[Directive]: Reply with one number only, the count of lines holding the string "constant".

[Exercise data]:
■ ■ ■
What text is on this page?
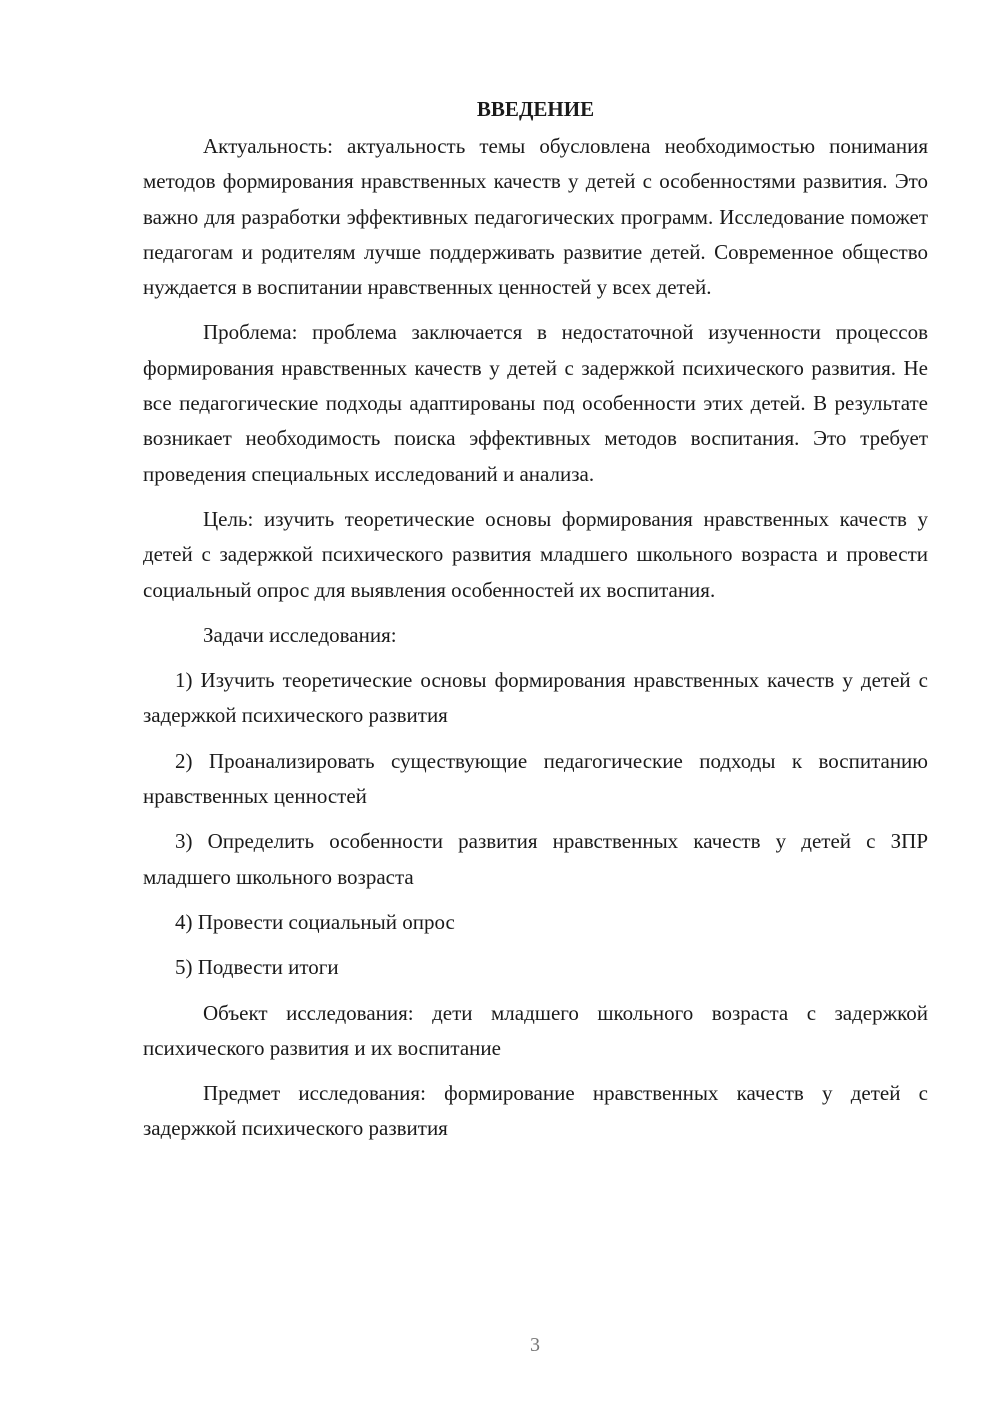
ВВЕДЕНИЕ

Актуальность: актуальность темы обусловлена необходимостью понимания методов формирования нравственных качеств у детей с особенностями развития. Это важно для разработки эффективных педагогических программ. Исследование поможет педагогам и родителям лучше поддерживать развитие детей. Современное общество нуждается в воспитании нравственных ценностей у всех детей.

Проблема: проблема заключается в недостаточной изученности процессов формирования нравственных качеств у детей с задержкой психического развития. Не все педагогические подходы адаптированы под особенности этих детей. В результате возникает необходимость поиска эффективных методов воспитания. Это требует проведения специальных исследований и анализа.

Цель: изучить теоретические основы формирования нравственных качеств у детей с задержкой психического развития младшего школьного возраста и провести социальный опрос для выявления особенностей их воспитания.

Задачи исследования:

1) Изучить теоретические основы формирования нравственных качеств у детей с задержкой психического развития

2) Проанализировать существующие педагогические подходы к воспитанию нравственных ценностей

3) Определить особенности развития нравственных качеств у детей с ЗПР младшего школьного возраста

4) Провести социальный опрос

5) Подвести итоги

Объект исследования: дети младшего школьного возраста с задержкой психического развития и их воспитание

Предмет исследования: формирование нравственных качеств у детей с задержкой психического развития

3
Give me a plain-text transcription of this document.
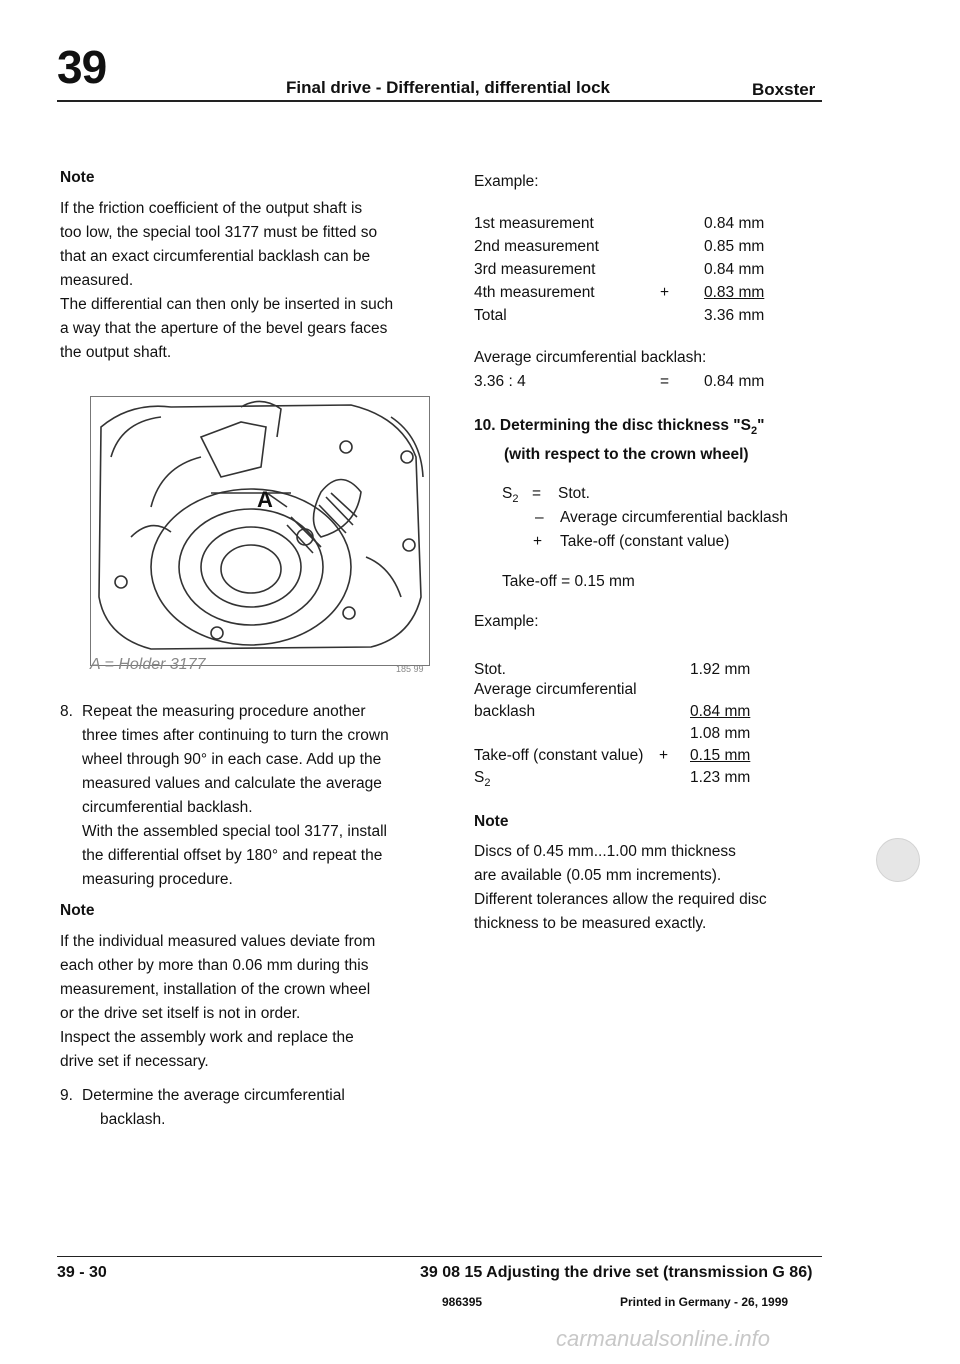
39	Final drive - Differential, differential lock	Boxster
Note
If the friction coefficient of the output shaft is
too low, the special tool 3177 must be fitted so
that an exact circumferential backlash can be
measured.
The differential can then only be inserted in such
a way that the aperture of the bevel gears faces
the output shaft.
A
A = Holder 3177	185 99
8. Repeat the measuring procedure another
three times after continuing to turn the crown
wheel through 90° in each case. Add up the
measured values and calculate the average
circumferential backlash.
With the assembled special tool 3177, install
the differential offset by 180° and repeat the
measuring procedure.
Note
If the individual measured values deviate from
each other by more than 0.06 mm during this
measurement, installation of the crown wheel
or the drive set itself is not in order.
Inspect the assembly work and replace the
drive set if necessary.
9. Determine the average circumferential
backlash.
Example:
1st measurement	0.84 mm
2nd measurement	0.85 mm
3rd measurement	0.84 mm
4th measurement	+ 0.83 mm
Total	3.36 mm
Average circumferential backlash:
3.36 : 4	= 0.84 mm
10. Determining the disc thickness "$S_2$"
(with respect to the crown wheel)
$S_2$ = Stot.
– Average circumferential backlash
+ Take-off (constant value)
Take-off = 0.15 mm
Example:
Stot.	1.92 mm
Average circumferential
backlash	0.84 mm
1.08 mm
Take-off (constant value) + 0.15 mm
$S_2$	1.23 mm
Note
Discs of 0.45 mm...1.00 mm thickness
are available (0.05 mm increments).
Different tolerances allow the required disc
thickness to be measured exactly.
39 - 30	39 08 15 Adjusting the drive set (transmission G 86)
986395	Printed in Germany - 26, 1999
carmanualsonline.info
■ ■ ■
[Task answer]: 2